# Short task
List all lines of the data that include the string "drive".

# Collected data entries

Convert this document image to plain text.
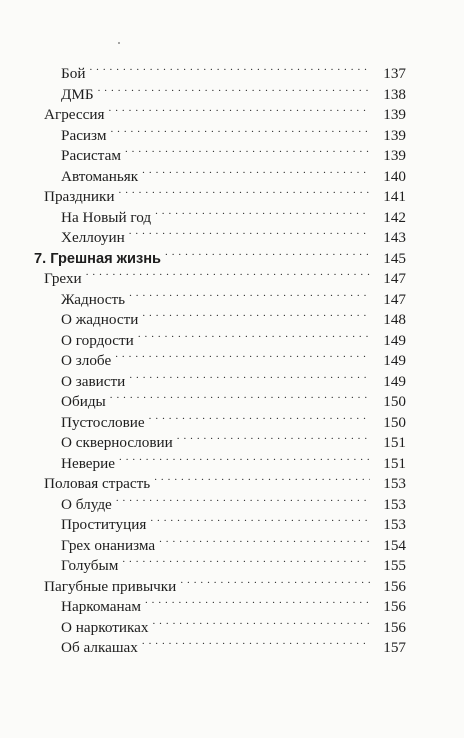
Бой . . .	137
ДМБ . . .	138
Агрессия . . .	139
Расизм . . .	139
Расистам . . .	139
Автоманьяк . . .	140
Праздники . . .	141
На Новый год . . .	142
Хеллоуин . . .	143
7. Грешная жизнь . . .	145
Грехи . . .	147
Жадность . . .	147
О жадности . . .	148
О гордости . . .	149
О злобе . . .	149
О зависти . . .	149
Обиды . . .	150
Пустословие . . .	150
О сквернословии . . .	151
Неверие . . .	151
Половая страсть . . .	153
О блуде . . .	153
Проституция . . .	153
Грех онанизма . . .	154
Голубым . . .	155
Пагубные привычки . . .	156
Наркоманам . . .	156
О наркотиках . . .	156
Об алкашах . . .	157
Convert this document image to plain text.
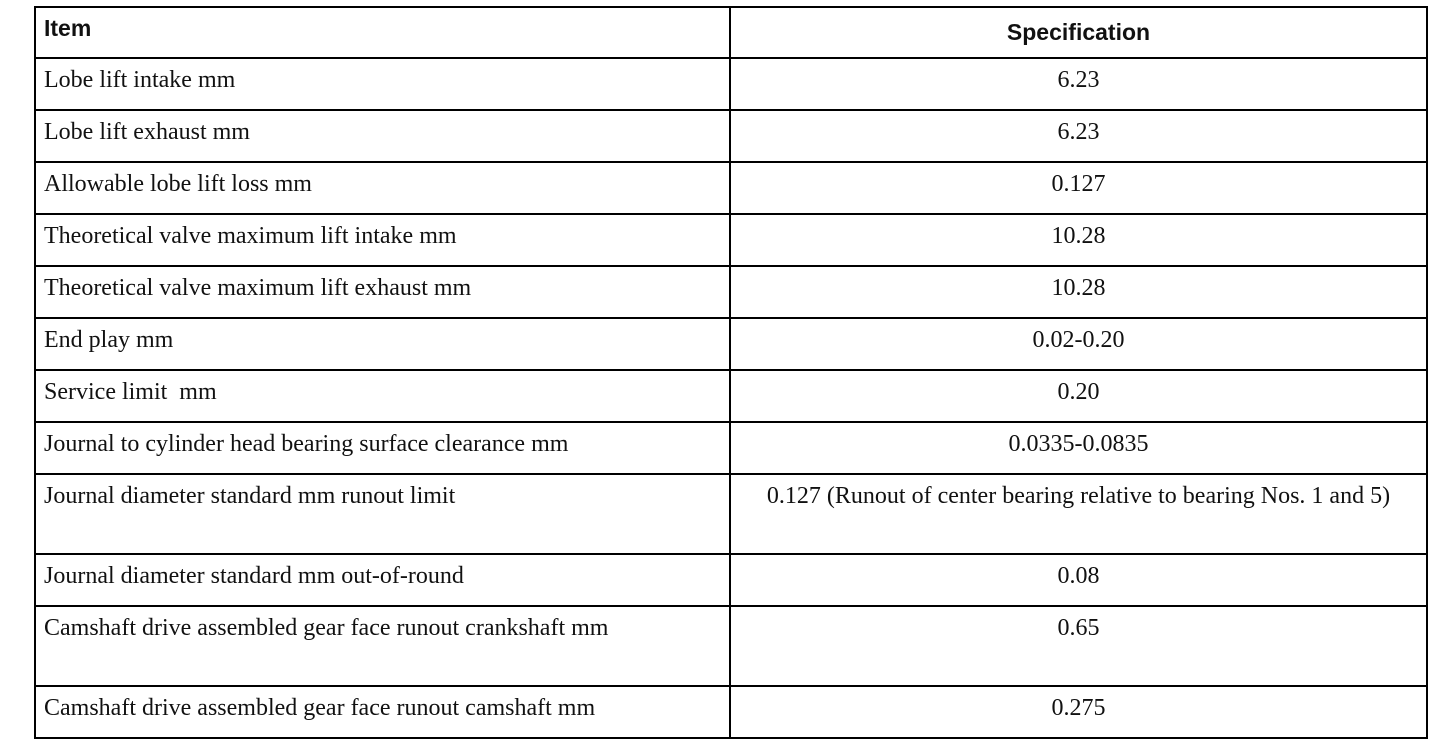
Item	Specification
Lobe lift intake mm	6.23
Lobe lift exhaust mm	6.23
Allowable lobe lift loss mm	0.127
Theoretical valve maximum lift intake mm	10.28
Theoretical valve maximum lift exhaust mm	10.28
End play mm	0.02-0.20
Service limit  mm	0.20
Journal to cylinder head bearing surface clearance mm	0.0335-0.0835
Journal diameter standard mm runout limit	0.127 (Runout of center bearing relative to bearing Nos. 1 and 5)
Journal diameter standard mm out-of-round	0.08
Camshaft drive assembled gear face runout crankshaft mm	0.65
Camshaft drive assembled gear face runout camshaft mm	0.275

* * *

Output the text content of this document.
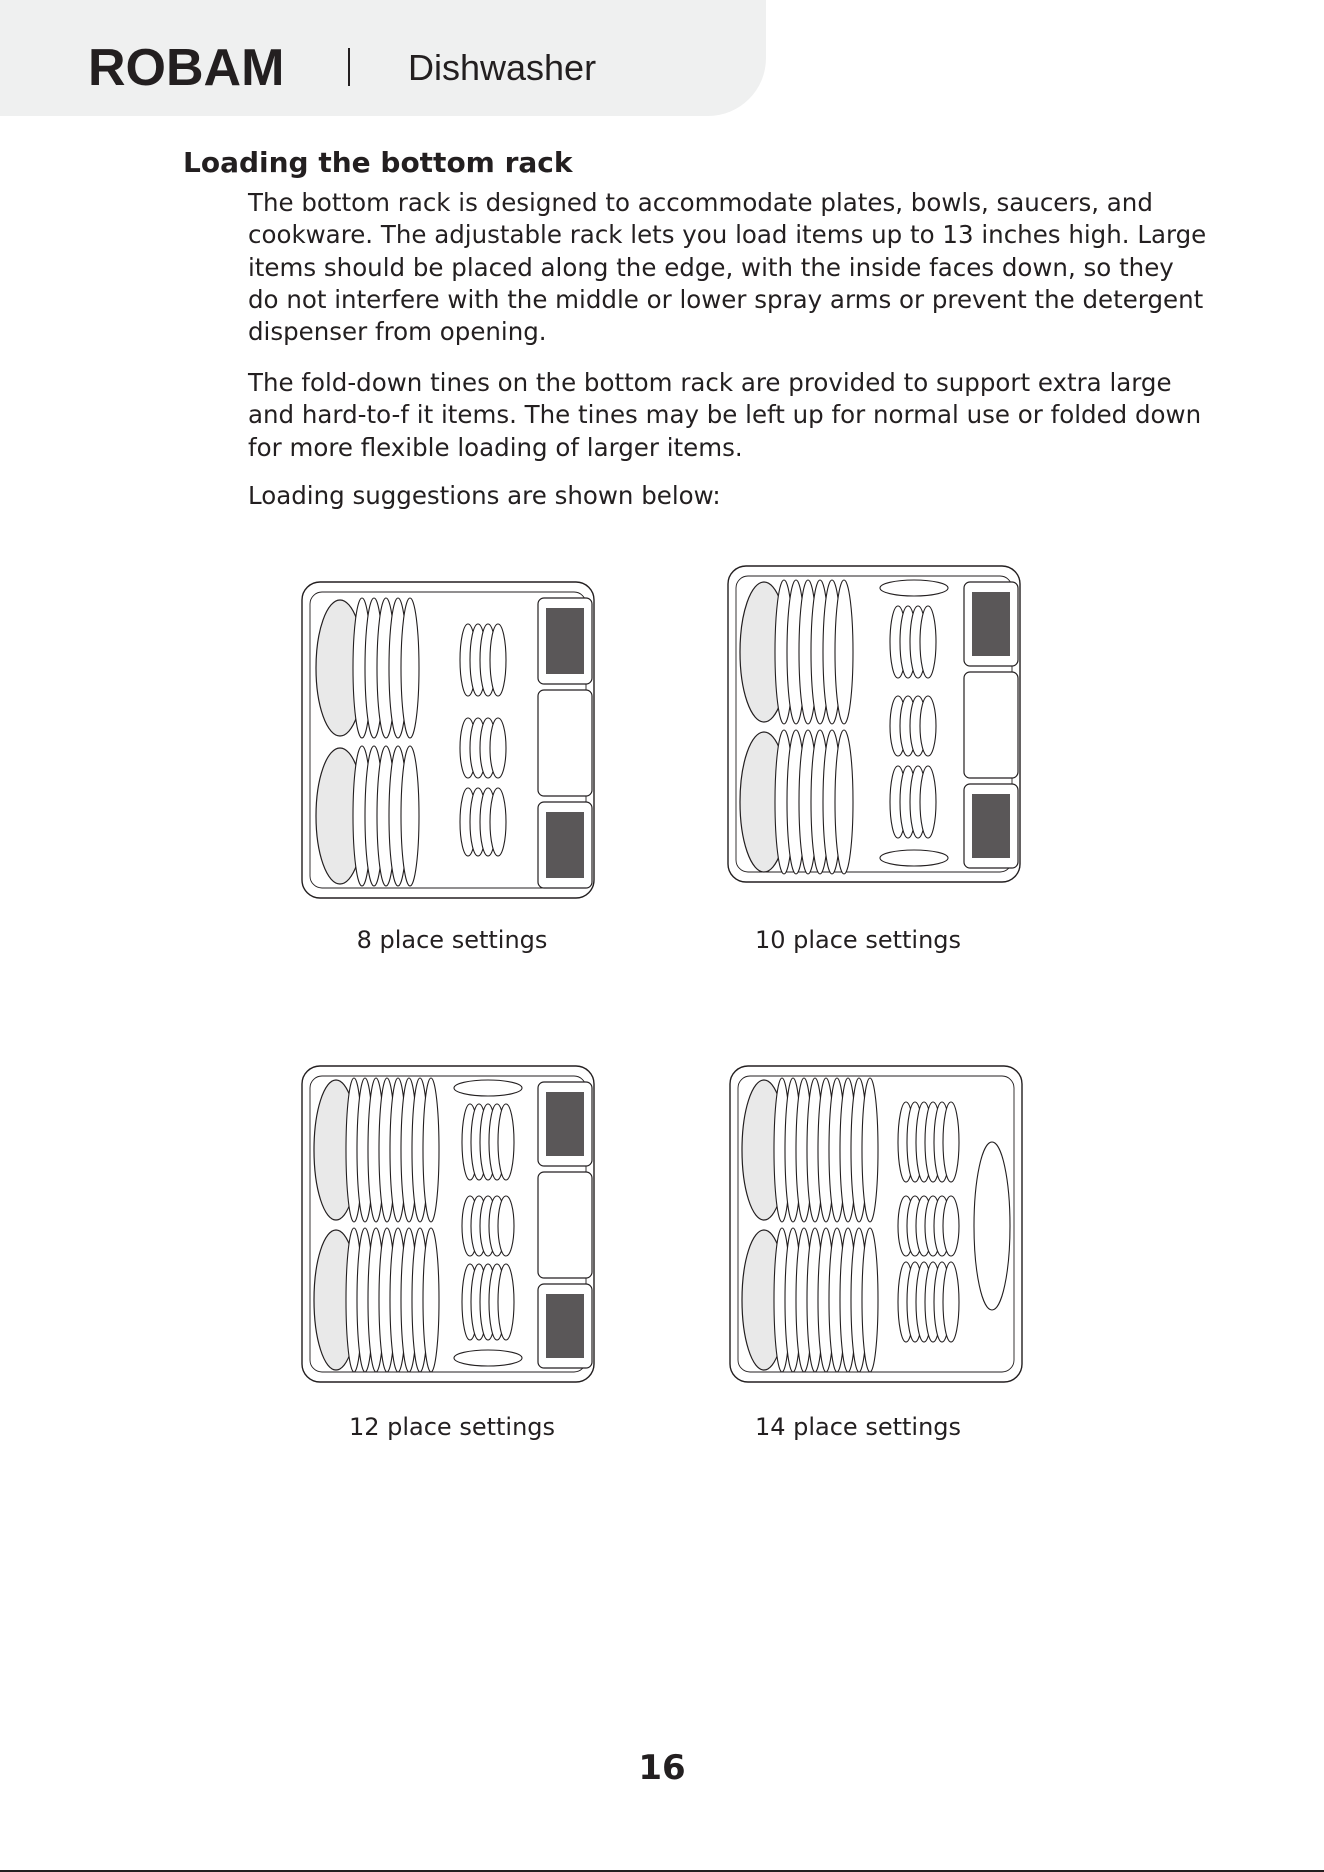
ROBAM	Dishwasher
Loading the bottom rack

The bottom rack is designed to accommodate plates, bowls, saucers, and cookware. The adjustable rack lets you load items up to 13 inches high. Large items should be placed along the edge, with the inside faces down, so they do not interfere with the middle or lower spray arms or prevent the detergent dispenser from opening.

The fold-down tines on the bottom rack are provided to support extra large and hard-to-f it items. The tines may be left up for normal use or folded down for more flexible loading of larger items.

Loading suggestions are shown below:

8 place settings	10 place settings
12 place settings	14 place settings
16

# Result
Camshaft drive assembled gear face runout crankshaft mm	0.65
Camshaft drive assembled gear face runout camshaft mm	0.275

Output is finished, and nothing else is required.